Exercise goal –
Give the entries again, word for word.

Exercise inputs –
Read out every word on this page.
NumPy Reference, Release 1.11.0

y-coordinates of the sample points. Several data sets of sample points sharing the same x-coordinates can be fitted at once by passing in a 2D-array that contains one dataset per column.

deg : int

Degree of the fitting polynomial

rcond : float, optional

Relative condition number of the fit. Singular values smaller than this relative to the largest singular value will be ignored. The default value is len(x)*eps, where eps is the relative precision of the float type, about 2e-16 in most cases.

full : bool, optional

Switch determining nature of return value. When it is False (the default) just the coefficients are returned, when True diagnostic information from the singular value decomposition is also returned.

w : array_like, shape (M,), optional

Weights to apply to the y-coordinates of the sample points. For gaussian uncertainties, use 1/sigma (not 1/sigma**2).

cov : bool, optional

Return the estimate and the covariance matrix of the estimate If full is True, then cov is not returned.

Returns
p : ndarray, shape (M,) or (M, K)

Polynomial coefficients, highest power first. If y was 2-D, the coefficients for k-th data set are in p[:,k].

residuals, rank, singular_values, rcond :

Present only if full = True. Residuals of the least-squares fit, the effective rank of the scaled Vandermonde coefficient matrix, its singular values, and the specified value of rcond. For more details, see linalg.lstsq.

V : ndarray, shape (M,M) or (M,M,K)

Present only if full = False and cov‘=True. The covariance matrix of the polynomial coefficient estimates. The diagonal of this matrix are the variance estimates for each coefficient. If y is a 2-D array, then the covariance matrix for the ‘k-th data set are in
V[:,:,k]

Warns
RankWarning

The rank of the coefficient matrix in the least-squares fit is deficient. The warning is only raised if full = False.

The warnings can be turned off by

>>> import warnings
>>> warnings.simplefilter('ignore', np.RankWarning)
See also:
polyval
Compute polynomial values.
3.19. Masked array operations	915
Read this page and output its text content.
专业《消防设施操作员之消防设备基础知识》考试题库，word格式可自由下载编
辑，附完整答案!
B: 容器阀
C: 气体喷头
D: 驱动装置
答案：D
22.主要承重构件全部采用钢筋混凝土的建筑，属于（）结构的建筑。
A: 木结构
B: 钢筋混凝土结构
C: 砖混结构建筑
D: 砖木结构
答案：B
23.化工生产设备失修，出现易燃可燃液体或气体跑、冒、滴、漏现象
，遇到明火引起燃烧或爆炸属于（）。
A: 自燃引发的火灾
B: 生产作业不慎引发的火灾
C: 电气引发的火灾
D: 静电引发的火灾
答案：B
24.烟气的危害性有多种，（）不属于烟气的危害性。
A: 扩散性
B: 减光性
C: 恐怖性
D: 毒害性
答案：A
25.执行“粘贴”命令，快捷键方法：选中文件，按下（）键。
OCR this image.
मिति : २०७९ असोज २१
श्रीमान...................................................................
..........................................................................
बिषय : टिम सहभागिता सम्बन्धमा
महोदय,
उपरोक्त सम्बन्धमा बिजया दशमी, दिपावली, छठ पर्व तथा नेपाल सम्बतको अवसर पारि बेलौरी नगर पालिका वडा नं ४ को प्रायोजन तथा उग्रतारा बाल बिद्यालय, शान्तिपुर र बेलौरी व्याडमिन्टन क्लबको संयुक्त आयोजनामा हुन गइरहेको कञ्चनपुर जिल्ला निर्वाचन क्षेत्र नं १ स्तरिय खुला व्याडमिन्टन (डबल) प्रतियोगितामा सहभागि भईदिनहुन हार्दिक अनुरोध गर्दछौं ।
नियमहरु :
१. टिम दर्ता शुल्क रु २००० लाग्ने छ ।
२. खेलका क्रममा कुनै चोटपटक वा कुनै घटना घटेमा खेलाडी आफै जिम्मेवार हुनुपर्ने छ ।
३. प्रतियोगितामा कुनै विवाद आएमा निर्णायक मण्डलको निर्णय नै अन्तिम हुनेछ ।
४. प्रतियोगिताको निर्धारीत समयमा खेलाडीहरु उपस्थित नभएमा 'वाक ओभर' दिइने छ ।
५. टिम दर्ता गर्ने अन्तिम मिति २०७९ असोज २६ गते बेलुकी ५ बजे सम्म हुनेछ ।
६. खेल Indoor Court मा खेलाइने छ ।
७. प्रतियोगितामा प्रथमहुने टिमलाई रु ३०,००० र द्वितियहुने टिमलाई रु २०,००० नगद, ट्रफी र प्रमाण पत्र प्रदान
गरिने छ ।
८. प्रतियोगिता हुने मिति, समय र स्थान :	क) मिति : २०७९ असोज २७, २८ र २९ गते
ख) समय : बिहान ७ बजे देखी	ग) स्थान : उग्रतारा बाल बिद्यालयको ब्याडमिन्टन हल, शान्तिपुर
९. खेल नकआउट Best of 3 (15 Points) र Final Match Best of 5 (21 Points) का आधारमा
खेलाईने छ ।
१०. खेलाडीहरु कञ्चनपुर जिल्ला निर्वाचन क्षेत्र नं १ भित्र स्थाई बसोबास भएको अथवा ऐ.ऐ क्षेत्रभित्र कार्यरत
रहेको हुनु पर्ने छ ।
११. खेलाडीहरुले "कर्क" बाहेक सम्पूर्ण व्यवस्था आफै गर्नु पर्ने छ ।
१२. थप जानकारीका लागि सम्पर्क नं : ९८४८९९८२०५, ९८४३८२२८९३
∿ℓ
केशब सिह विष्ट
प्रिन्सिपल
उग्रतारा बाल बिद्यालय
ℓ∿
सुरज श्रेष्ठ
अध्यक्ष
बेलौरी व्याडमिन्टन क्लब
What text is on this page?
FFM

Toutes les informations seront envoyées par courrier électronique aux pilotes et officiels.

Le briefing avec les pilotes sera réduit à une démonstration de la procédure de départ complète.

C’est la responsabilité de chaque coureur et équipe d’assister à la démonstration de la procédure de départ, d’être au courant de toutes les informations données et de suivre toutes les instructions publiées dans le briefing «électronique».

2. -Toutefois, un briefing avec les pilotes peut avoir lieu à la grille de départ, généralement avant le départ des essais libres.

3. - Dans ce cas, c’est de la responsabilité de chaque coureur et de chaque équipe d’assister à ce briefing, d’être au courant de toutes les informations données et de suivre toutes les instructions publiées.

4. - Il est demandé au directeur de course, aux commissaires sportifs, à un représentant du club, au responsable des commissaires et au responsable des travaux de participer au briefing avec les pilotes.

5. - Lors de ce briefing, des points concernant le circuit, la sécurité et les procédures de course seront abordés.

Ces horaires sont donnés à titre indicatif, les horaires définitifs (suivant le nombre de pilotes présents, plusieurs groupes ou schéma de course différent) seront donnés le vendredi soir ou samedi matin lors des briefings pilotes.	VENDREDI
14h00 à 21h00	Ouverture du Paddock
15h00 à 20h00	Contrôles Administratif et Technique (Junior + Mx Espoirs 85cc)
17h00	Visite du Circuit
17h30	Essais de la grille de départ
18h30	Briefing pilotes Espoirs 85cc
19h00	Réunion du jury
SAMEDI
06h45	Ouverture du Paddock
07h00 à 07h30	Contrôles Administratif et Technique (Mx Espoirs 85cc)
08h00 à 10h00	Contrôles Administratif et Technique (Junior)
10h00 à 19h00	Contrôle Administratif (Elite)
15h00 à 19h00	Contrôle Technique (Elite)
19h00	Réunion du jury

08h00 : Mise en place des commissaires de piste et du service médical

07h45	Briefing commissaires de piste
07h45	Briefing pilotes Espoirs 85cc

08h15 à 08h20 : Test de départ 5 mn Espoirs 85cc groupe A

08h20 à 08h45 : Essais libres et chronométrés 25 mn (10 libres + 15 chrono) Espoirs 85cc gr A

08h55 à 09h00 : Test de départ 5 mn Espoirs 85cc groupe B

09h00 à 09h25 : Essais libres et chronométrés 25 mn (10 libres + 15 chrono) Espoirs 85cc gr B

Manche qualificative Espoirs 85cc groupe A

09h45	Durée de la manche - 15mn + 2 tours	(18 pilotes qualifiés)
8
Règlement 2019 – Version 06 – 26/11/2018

Solution below –
Read out every word on this page.
NumPy Reference, Release 1.11.0

y-coordinates of the sample points. Several data sets of sample points sharing the same x-coordinates can be fitted at once by passing in a 2D-array that contains one dataset per column.

deg : int

Degree of the fitting polynomial

rcond : float, optional

Relative condition number of the fit. Singular values smaller than this relative to the largest singular value will be ignored. The default value is len(x)*eps, where eps is the relative precision of the float type, about 2e-16 in most cases.

full : bool, optional

Switch determining nature of return value. When it is False (the default) just the coefficients are returned, when True diagnostic information from the singular value decomposition is also returned.

w : array_like, shape (M,), optional

Weights to apply to the y-coordinates of the sample points. For gaussian uncertainties, use 1/sigma (not 1/sigma**2).

cov : bool, optional

Return the estimate and the covariance matrix of the estimate If full is True, then cov is not returned.

Returns
p : ndarray, shape (M,) or (M, K)

Polynomial coefficients, highest power first. If y was 2-D, the coefficients for k-th data set are in p[:,k].

residuals, rank, singular_values, rcond :

Present only if full = True. Residuals of the least-squares fit, the effective rank of the scaled Vandermonde coefficient matrix, its singular values, and the specified value of rcond. For more details, see linalg.lstsq.

V : ndarray, shape (M,M) or (M,M,K)

Present only if full = False and cov‘=True. The covariance matrix of the polynomial coefficient estimates. The diagonal of this matrix are the variance estimates for each coefficient. If y is a 2-D array, then the covariance matrix for the ‘k-th data set are in
V[:,:,k]

Warns
RankWarning

The rank of the coefficient matrix in the least-squares fit is deficient. The warning is only raised if full = False.

The warnings can be turned off by

>>> import warnings
>>> warnings.simplefilter('ignore', np.RankWarning)
See also:
polyval
Compute polynomial values.
3.19. Masked array operations	915
Read this page and output its text content.
专业《消防设施操作员之消防设备基础知识》考试题库，word格式可自由下载编
辑，附完整答案!
B: 容器阀
C: 气体喷头
D: 驱动装置
答案：D
22.主要承重构件全部采用钢筋混凝土的建筑，属于（）结构的建筑。
A: 木结构
B: 钢筋混凝土结构
C: 砖混结构建筑
D: 砖木结构
答案：B
23.化工生产设备失修，出现易燃可燃液体或气体跑、冒、滴、漏现象
，遇到明火引起燃烧或爆炸属于（）。
A: 自燃引发的火灾
B: 生产作业不慎引发的火灾
C: 电气引发的火灾
D: 静电引发的火灾
答案：B
24.烟气的危害性有多种，（）不属于烟气的危害性。
A: 扩散性
B: 减光性
C: 恐怖性
D: 毒害性
答案：A
25.执行“粘贴”命令，快捷键方法：选中文件，按下（）键。
OCR this image.
मिति : २०७९ असोज २१
श्रीमान...................................................................
..........................................................................
बिषय : टिम सहभागिता सम्बन्धमा
महोदय,
उपरोक्त सम्बन्धमा बिजया दशमी, दिपावली, छठ पर्व तथा नेपाल सम्बतको अवसर पारि बेलौरी नगर पालिका वडा नं ४ को प्रायोजन तथा उग्रतारा बाल बिद्यालय, शान्तिपुर र बेलौरी व्याडमिन्टन क्लबको संयुक्त आयोजनामा हुन गइरहेको कञ्चनपुर जिल्ला निर्वाचन क्षेत्र नं १ स्तरिय खुला व्याडमिन्टन (डबल) प्रतियोगितामा सहभागि भईदिनहुन हार्दिक अनुरोध गर्दछौं ।
नियमहरु :
१. टिम दर्ता शुल्क रु २००० लाग्ने छ ।
२. खेलका क्रममा कुनै चोटपटक वा कुनै घटना घटेमा खेलाडी आफै जिम्मेवार हुनुपर्ने छ ।
३. प्रतियोगितामा कुनै विवाद आएमा निर्णायक मण्डलको निर्णय नै अन्तिम हुनेछ ।
४. प्रतियोगिताको निर्धारीत समयमा खेलाडीहरु उपस्थित नभएमा 'वाक ओभर' दिइने छ ।
५. टिम दर्ता गर्ने अन्तिम मिति २०७९ असोज २६ गते बेलुकी ५ बजे सम्म हुनेछ ।
६. खेल Indoor Court मा खेलाइने छ ।
७. प्रतियोगितामा प्रथमहुने टिमलाई रु ३०,००० र द्वितियहुने टिमलाई रु २०,००० नगद, ट्रफी र प्रमाण पत्र प्रदान
गरिने छ ।
८. प्रतियोगिता हुने मिति, समय र स्थान :	क) मिति : २०७९ असोज २७, २८ र २९ गते
ख) समय : बिहान ७ बजे देखी	ग) स्थान : उग्रतारा बाल बिद्यालयको ब्याडमिन्टन हल, शान्तिपुर
९. खेल नकआउट Best of 3 (15 Points) र Final Match Best of 5 (21 Points) का आधारमा
खेलाईने छ ।
१०. खेलाडीहरु कञ्चनपुर जिल्ला निर्वाचन क्षेत्र नं १ भित्र स्थाई बसोबास भएको अथवा ऐ.ऐ क्षेत्रभित्र कार्यरत
रहेको हुनु पर्ने छ ।
११. खेलाडीहरुले "कर्क" बाहेक सम्पूर्ण व्यवस्था आफै गर्नु पर्ने छ ।
१२. थप जानकारीका लागि सम्पर्क नं : ९८४८९९८२०५, ९८४३८२२८९३
∿ℓ
केशब सिह विष्ट
प्रिन्सिपल
उग्रतारा बाल बिद्यालय
ℓ∿
सुरज श्रेष्ठ
अध्यक्ष
बेलौरी व्याडमिन्टन क्लब
What text is on this page?
FFM

Toutes les informations seront envoyées par courrier électronique aux pilotes et officiels.

Le briefing avec les pilotes sera réduit à une démonstration de la procédure de départ complète.

C’est la responsabilité de chaque coureur et équipe d’assister à la démonstration de la procédure de départ, d’être au courant de toutes les informations données et de suivre toutes les instructions publiées dans le briefing «électronique».

2. -Toutefois, un briefing avec les pilotes peut avoir lieu à la grille de départ, généralement avant le départ des essais libres.

3. - Dans ce cas, c’est de la responsabilité de chaque coureur et de chaque équipe d’assister à ce briefing, d’être au courant de toutes les informations données et de suivre toutes les instructions publiées.

4. - Il est demandé au directeur de course, aux commissaires sportifs, à un représentant du club, au responsable des commissaires et au responsable des travaux de participer au briefing avec les pilotes.

5. - Lors de ce briefing, des points concernant le circuit, la sécurité et les procédures de course seront abordés.

Ces horaires sont donnés à titre indicatif, les horaires définitifs (suivant le nombre de pilotes présents, plusieurs groupes ou schéma de course différent) seront donnés le vendredi soir ou samedi matin lors des briefings pilotes.	VENDREDI
14h00 à 21h00	Ouverture du Paddock
15h00 à 20h00	Contrôles Administratif et Technique (Junior + Mx Espoirs 85cc)
17h00	Visite du Circuit
17h30	Essais de la grille de départ
18h30	Briefing pilotes Espoirs 85cc
19h00	Réunion du jury
SAMEDI
06h45	Ouverture du Paddock
07h00 à 07h30	Contrôles Administratif et Technique (Mx Espoirs 85cc)
08h00 à 10h00	Contrôles Administratif et Technique (Junior)
10h00 à 19h00	Contrôle Administratif (Elite)
15h00 à 19h00	Contrôle Technique (Elite)
19h00	Réunion du jury

08h00 : Mise en place des commissaires de piste et du service médical

07h45	Briefing commissaires de piste
07h45	Briefing pilotes Espoirs 85cc

08h15 à 08h20 : Test de départ 5 mn Espoirs 85cc groupe A

08h20 à 08h45 : Essais libres et chronométrés 25 mn (10 libres + 15 chrono) Espoirs 85cc gr A

08h55 à 09h00 : Test de départ 5 mn Espoirs 85cc groupe B

09h00 à 09h25 : Essais libres et chronométrés 25 mn (10 libres + 15 chrono) Espoirs 85cc gr B

Manche qualificative Espoirs 85cc groupe A

09h45	Durée de la manche - 15mn + 2 tours	(18 pilotes qualifiés)
8
Règlement 2019 – Version 06 – 26/11/2018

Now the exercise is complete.